• _SET TASK_
Which lines below hold the word "content"? Report each one.

= = = = = = =

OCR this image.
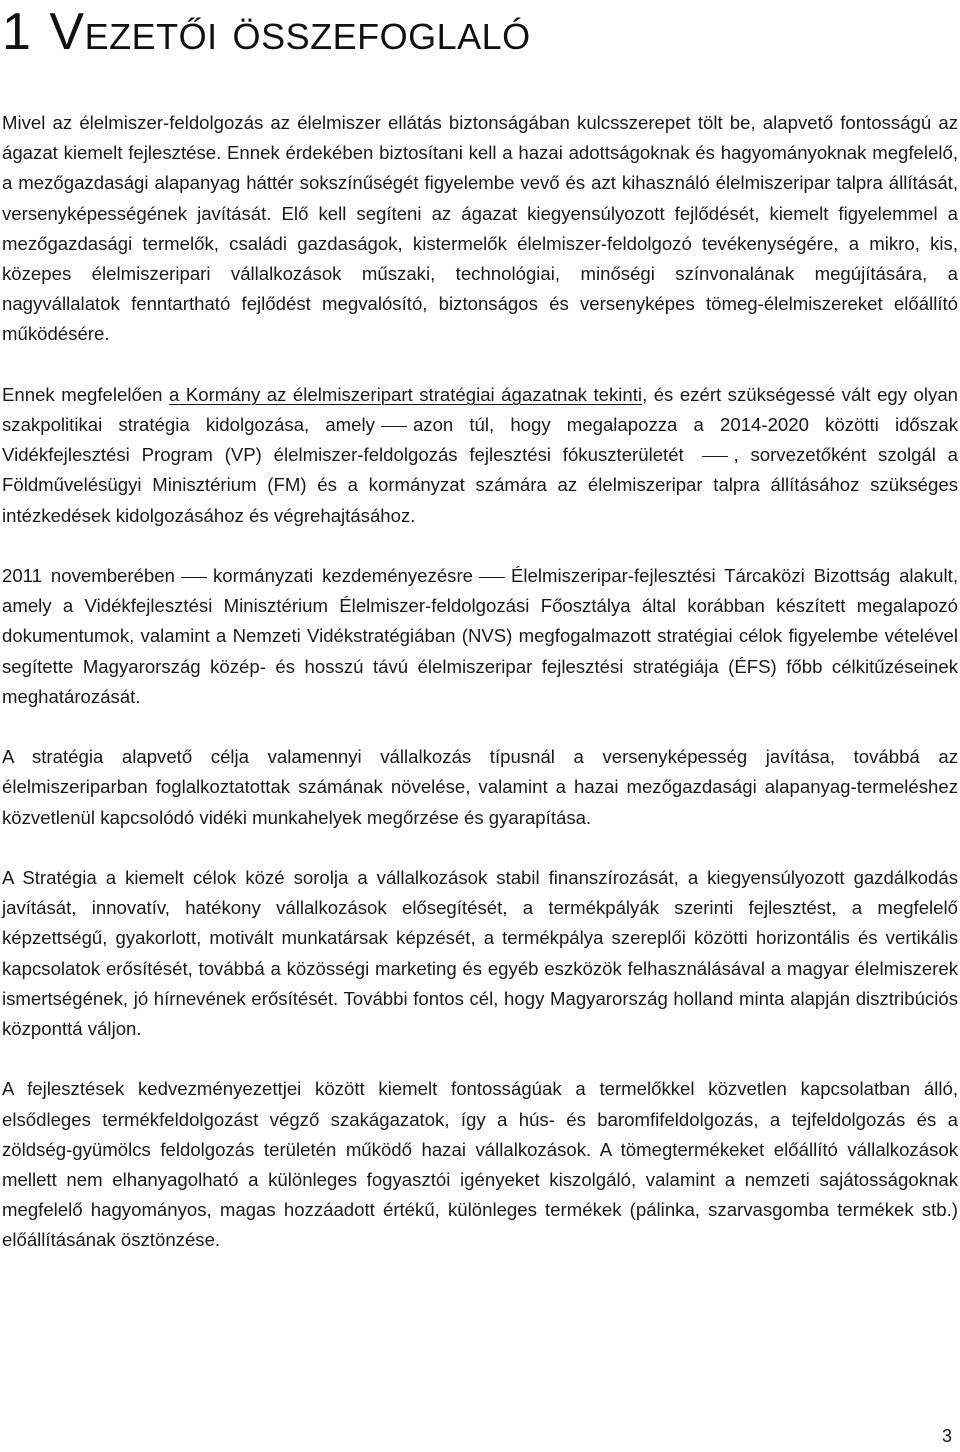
1 Vezetői összefoglaló

Mivel az élelmiszer-feldolgozás az élelmiszer ellátás biztonságában kulcsszerepet tölt be, alapvető fontosságú az ágazat kiemelt fejlesztése. Ennek érdekében biztosítani kell a hazai adottságoknak és hagyományoknak megfelelő, a mezőgazdasági alapanyag háttér sokszínűségét figyelembe vevő és azt kihasználó élelmiszeripar talpra állítását, versenyképességének javítását. Elő kell segíteni az ágazat kiegyensúlyozott fejlődését, kiemelt figyelemmel a mezőgazdasági termelők, családi gazdaságok, kistermelők élelmiszer-feldolgozó tevékenységére, a mikro, kis, közepes élelmiszeripari vállalkozások műszaki, technológiai, minőségi színvonalának megújítására, a nagyvállalatok fenntartható fejlődést megvalósító, biztonságos és versenyképes tömeg-élelmiszereket előállító működésére.

Ennek megfelelően a Kormány az élelmiszeripart stratégiai ágazatnak tekinti, és ezért szükségessé vált egy olyan szakpolitikai stratégia kidolgozása, amely azon túl, hogy megalapozza a 2014-2020 közötti időszak Vidékfejlesztési Program (VP) élelmiszer-feldolgozás fejlesztési fókuszterületét	, sorvezetőként szolgál a Földművelésügyi Minisztérium (FM) és a kormányzat számára az élelmiszeripar talpra állításához szükséges intézkedések kidolgozásához és végrehajtásához.

2011 novemberében kormányzati kezdeményezésre Élelmiszeripar-fejlesztési Tárcaközi Bizottság alakult, amely a Vidékfejlesztési Minisztérium Élelmiszer-feldolgozási Főosztálya által korábban készített megalapozó dokumentumok, valamint a Nemzeti Vidékstratégiában (NVS) megfogalmazott stratégiai célok figyelembe vételével segítette Magyarország közép- és hosszú távú élelmiszeripar fejlesztési stratégiája (ÉFS) főbb célkitűzéseinek meghatározását.

A stratégia alapvető célja valamennyi vállalkozás típusnál a versenyképesség javítása, továbbá az élelmiszeriparban foglalkoztatottak számának növelése, valamint a hazai mezőgazdasági alapanyag-termeléshez közvetlenül kapcsolódó vidéki munkahelyek megőrzése és gyarapítása.

A Stratégia a kiemelt célok közé sorolja a vállalkozások stabil finanszírozását, a kiegyensúlyozott gazdálkodás javítását, innovatív, hatékony vállalkozások elősegítését, a termékpályák szerinti fejlesztést, a megfelelő képzettségű, gyakorlott, motivált munkatársak képzését, a termékpálya szereplői közötti horizontális és vertikális kapcsolatok erősítését, továbbá a közösségi marketing és egyéb eszközök felhasználásával a magyar élelmiszerek ismertségének, jó hírnevének erősítését. További fontos cél, hogy Magyarország holland minta alapján disztribúciós központtá váljon.

A fejlesztések kedvezményezettjei között kiemelt fontosságúak a termelőkkel közvetlen kapcsolatban álló, elsődleges termékfeldolgozást végző szakágazatok, így a hús- és baromfifeldolgozás, a tejfeldolgozás és a zöldség-gyümölcs feldolgozás területén működő hazai vállalkozások. A tömegtermékeket előállító vállalkozások mellett nem elhanyagolható a különleges fogyasztói igényeket kiszolgáló, valamint a nemzeti sajátosságoknak megfelelő hagyományos, magas hozzáadott értékű, különleges termékek (pálinka, szarvasgomba termékek stb.) előállításának ösztönzése.

3
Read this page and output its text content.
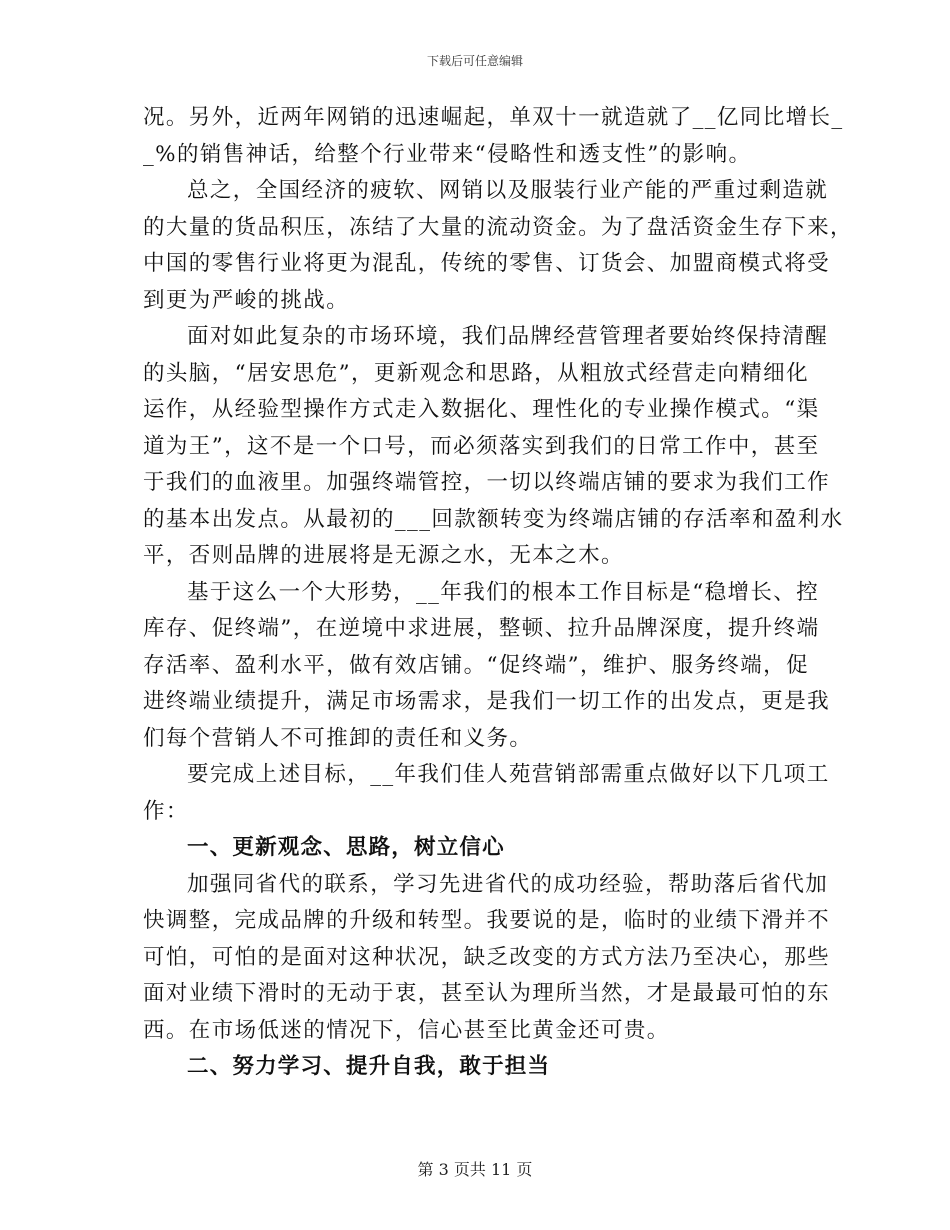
下载后可任意编辑
况。另外，近两年网销的迅速崛起，单双十一就造就了__亿同比增长_
_%的销售神话，给整个行业带来“侵略性和透支性”的影响。
总之，全国经济的疲软、网销以及服装行业产能的严重过剩造就
的大量的货品积压，冻结了大量的流动资金。为了盘活资金生存下来，
中国的零售行业将更为混乱，传统的零售、订货会、加盟商模式将受
到更为严峻的挑战。
面对如此复杂的市场环境，我们品牌经营管理者要始终保持清醒
的头脑，“居安思危”，更新观念和思路，从粗放式经营走向精细化
运作，从经验型操作方式走入数据化、理性化的专业操作模式。“渠
道为王”，这不是一个口号，而必须落实到我们的日常工作中，甚至
于我们的血液里。加强终端管控，一切以终端店铺的要求为我们工作
的基本出发点。从最初的___回款额转变为终端店铺的存活率和盈利水
平，否则品牌的进展将是无源之水，无本之木。
基于这么一个大形势，__年我们的根本工作目标是“稳增长、控
库存、促终端”，在逆境中求进展，整顿、拉升品牌深度，提升终端
存活率、盈利水平，做有效店铺。“促终端”，维护、服务终端，促
进终端业绩提升，满足市场需求，是我们一切工作的出发点，更是我
们每个营销人不可推卸的责任和义务。
要完成上述目标，__年我们佳人苑营销部需重点做好以下几项工
作：
一、更新观念、思路，树立信心
加强同省代的联系，学习先进省代的成功经验，帮助落后省代加
快调整，完成品牌的升级和转型。我要说的是，临时的业绩下滑并不
可怕，可怕的是面对这种状况，缺乏改变的方式方法乃至决心，那些
面对业绩下滑时的无动于衷，甚至认为理所当然，才是最最可怕的东
西。在市场低迷的情况下，信心甚至比黄金还可贵。
二、努力学习、提升自我，敢于担当
第 3 页共 11 页
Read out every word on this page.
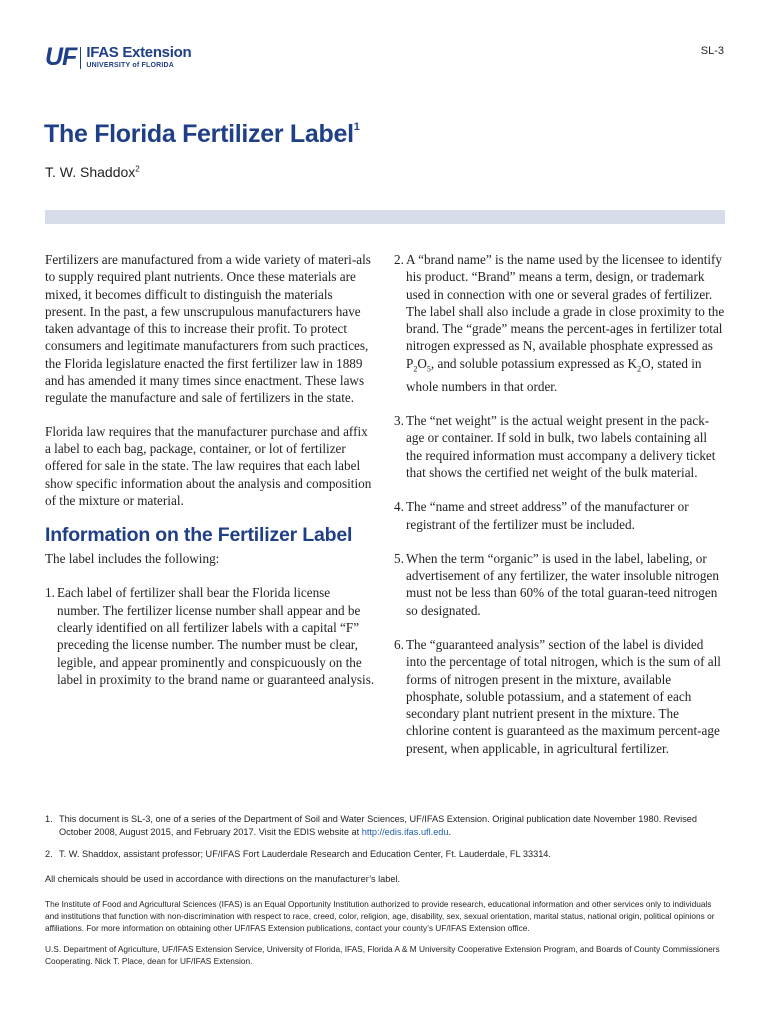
UF IFAS Extension
UNIVERSITY of FLORIDA
SL-3
The Florida Fertilizer Label$^1$
T. W. Shaddox$^2$

Fertilizers are manufactured from a wide variety of materi-als to supply required plant nutrients. Once these materials are mixed, it becomes difficult to distinguish the materials present. In the past, a few unscrupulous manufacturers have taken advantage of this to increase their profit. To protect consumers and legitimate manufacturers from such practices, the Florida legislature enacted the first fertilizer law in 1889 and has amended it many times since enactment. These laws regulate the manufacture and sale of fertilizers in the state.

Florida law requires that the manufacturer purchase and affix a label to each bag, package, container, or lot of fertilizer offered for sale in the state. The law requires that each label show specific information about the analysis and composition of the mixture or material.

Information on the Fertilizer Label

The label includes the following:

1. Each label of fertilizer shall bear the Florida license number. The fertilizer license number shall appear and be clearly identified on all fertilizer labels with a capital “F” preceding the license number. The number must be clear, legible, and appear prominently and conspicuously on the label in proximity to the brand name or guaranteed analysis.
2. A “brand name” is the name used by the licensee to identify his product. “Brand” means a term, design, or trademark used in connection with one or several grades of fertilizer. The label shall also include a grade in close proximity to the brand. The “grade” means the percent-ages in fertilizer total nitrogen expressed as N, available phosphate expressed as $P_2O_5$, and soluble potassium expressed as $K_2O$, stated in whole numbers in that order.
3. The “net weight” is the actual weight present in the pack-age or container. If sold in bulk, two labels containing all the required information must accompany a delivery ticket that shows the certified net weight of the bulk material.
4. The “name and street address” of the manufacturer or registrant of the fertilizer must be included.
5. When the term “organic” is used in the label, labeling, or advertisement of any fertilizer, the water insoluble nitrogen must not be less than 60% of the total guaran-teed nitrogen so designated.
6. The “guaranteed analysis” section of the label is divided into the percentage of total nitrogen, which is the sum of all forms of nitrogen present in the mixture, available phosphate, soluble potassium, and a statement of each secondary plant nutrient present in the mixture. The chlorine content is guaranteed as the maximum percent-age present, when applicable, in agricultural fertilizer.
1. This document is SL-3, one of a series of the Department of Soil and Water Sciences, UF/IFAS Extension. Original publication date November 1980. Revised October 2008, August 2015, and February 2017. Visit the EDIS website at http://edis.ifas.ufl.edu.
2. T. W. Shaddox, assistant professor; UF/IFAS Fort Lauderdale Research and Education Center, Ft. Lauderdale, FL 33314.

All chemicals should be used in accordance with directions on the manufacturer’s label.

The Institute of Food and Agricultural Sciences (IFAS) is an Equal Opportunity Institution authorized to provide research, educational information and other services only to individuals and institutions that function with non-discrimination with respect to race, creed, color, religion, age, disability, sex, sexual orientation, marital status, national origin, political opinions or affiliations. For more information on obtaining other UF/IFAS Extension publications, contact your county’s UF/IFAS Extension office.

U.S. Department of Agriculture, UF/IFAS Extension Service, University of Florida, IFAS, Florida A & M University Cooperative Extension Program, and Boards of County Commissioners Cooperating. Nick T. Place, dean for UF/IFAS Extension.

= = = = = = =

• _RIGHT ANSWER_
Read this page and output its text content.
6. The “guaranteed analysis” section of the label is divided into the percentage of total nitrogen, which is the sum of all forms of nitrogen present in the mixture, available phosphate, soluble potassium, and a statement of each secondary plant nutrient present in the mixture. The chlorine content is guaranteed as the maximum percent-age present, when applicable, in agricultural fertilizer.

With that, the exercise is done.